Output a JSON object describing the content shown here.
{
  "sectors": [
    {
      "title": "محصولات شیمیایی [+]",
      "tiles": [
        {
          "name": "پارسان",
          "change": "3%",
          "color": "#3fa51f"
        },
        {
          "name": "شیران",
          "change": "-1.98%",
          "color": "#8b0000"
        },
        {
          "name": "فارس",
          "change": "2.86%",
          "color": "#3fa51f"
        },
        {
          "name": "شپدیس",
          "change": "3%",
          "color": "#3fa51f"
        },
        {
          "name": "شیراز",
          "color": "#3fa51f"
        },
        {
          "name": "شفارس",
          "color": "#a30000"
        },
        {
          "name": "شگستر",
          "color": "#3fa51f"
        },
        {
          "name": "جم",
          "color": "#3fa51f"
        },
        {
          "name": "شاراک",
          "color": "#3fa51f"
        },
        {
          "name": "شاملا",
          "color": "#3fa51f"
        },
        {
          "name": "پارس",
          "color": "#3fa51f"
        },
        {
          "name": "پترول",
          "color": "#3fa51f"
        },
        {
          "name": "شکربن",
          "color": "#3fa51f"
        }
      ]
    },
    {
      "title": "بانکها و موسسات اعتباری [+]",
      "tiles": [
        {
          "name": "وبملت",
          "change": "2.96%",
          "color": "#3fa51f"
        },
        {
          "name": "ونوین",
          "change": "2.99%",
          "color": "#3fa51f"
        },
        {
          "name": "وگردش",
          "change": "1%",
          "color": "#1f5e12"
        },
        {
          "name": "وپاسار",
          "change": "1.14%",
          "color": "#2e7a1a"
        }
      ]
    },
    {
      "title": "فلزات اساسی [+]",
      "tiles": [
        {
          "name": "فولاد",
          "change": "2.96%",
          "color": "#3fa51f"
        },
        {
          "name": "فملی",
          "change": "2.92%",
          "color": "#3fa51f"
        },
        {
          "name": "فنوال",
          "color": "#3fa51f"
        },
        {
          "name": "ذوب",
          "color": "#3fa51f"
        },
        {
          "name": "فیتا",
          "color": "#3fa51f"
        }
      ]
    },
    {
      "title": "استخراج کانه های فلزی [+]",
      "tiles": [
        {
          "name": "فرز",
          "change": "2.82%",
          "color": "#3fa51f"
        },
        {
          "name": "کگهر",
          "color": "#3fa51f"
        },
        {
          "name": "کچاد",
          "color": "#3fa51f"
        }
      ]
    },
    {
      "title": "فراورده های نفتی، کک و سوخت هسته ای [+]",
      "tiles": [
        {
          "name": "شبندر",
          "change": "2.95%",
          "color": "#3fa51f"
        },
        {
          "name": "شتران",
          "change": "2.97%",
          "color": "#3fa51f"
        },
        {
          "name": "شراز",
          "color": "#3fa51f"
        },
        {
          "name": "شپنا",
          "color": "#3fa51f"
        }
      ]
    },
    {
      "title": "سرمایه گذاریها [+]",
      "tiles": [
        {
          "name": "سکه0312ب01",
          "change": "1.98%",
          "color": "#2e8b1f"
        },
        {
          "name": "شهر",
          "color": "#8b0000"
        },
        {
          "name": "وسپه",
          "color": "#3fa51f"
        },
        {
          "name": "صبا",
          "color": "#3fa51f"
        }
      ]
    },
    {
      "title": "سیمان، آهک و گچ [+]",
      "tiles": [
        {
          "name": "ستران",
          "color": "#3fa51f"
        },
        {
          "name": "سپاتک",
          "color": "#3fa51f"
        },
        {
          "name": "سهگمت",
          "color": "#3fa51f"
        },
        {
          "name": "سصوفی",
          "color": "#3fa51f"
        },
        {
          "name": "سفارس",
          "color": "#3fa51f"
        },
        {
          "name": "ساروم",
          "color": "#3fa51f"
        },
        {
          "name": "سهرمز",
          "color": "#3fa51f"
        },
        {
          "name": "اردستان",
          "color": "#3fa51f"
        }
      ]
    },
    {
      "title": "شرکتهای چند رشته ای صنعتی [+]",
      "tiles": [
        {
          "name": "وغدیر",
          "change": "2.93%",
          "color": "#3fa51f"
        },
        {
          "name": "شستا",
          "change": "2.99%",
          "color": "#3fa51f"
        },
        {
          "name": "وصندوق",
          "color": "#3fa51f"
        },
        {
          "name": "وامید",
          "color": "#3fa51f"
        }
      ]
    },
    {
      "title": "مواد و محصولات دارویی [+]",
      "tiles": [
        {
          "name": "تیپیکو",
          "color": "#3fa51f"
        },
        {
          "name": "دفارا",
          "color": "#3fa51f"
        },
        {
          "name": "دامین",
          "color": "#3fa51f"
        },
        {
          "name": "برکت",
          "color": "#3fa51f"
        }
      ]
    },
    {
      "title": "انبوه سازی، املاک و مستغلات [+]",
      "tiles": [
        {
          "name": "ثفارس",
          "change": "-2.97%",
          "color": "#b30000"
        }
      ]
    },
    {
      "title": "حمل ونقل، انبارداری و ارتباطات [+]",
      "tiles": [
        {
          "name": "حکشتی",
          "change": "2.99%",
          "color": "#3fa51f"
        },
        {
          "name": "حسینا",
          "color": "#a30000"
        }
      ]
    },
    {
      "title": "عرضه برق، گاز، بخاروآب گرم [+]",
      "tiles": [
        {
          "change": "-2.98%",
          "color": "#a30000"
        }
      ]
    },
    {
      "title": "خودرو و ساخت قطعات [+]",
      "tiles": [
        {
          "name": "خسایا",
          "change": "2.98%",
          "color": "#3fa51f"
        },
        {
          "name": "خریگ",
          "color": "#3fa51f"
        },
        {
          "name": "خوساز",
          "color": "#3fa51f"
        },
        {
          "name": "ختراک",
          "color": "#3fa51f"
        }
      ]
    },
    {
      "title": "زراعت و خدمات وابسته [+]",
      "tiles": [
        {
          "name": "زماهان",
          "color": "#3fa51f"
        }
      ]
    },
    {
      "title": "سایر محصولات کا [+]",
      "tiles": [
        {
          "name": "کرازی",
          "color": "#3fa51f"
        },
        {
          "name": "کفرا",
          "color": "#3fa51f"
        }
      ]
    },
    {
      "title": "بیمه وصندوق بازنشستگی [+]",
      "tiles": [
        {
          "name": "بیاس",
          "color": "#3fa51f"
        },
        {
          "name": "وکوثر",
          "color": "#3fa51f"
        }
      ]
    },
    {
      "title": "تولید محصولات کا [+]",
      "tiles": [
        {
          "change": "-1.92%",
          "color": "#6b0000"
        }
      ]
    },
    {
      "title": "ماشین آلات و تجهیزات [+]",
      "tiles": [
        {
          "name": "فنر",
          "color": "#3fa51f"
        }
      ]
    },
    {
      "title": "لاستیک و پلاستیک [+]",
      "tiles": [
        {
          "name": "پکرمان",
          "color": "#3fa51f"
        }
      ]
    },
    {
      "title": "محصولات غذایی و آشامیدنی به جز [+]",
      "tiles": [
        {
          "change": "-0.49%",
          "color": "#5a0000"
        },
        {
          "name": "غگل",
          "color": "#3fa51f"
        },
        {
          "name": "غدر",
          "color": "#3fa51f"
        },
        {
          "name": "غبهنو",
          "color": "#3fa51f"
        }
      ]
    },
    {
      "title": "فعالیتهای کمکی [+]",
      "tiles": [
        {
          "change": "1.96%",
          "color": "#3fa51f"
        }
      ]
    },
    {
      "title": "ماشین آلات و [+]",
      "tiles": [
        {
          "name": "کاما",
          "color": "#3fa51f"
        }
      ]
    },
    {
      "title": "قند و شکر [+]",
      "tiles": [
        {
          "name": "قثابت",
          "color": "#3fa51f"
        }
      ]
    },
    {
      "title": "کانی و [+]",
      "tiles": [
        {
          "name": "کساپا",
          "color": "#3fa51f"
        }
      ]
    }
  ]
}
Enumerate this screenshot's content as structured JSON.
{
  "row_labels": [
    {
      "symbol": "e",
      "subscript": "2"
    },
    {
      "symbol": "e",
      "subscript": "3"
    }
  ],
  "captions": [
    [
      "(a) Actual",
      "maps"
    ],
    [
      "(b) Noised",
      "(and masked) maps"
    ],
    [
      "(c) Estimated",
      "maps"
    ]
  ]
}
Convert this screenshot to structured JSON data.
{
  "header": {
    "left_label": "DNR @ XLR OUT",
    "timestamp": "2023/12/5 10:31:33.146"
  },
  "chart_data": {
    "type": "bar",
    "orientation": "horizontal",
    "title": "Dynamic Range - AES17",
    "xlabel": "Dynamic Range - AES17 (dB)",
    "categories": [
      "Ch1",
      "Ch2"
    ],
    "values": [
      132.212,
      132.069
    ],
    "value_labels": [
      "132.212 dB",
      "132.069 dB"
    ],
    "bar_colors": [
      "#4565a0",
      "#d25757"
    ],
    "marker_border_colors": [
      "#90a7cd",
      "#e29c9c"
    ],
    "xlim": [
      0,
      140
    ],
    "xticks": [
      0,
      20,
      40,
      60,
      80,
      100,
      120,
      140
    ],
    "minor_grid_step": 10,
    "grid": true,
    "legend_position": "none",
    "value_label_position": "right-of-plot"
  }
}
══════════
In the records shown above, how many lines include the word "structured"? Answer with the number only.

### EXERCISE RESPONSE:
2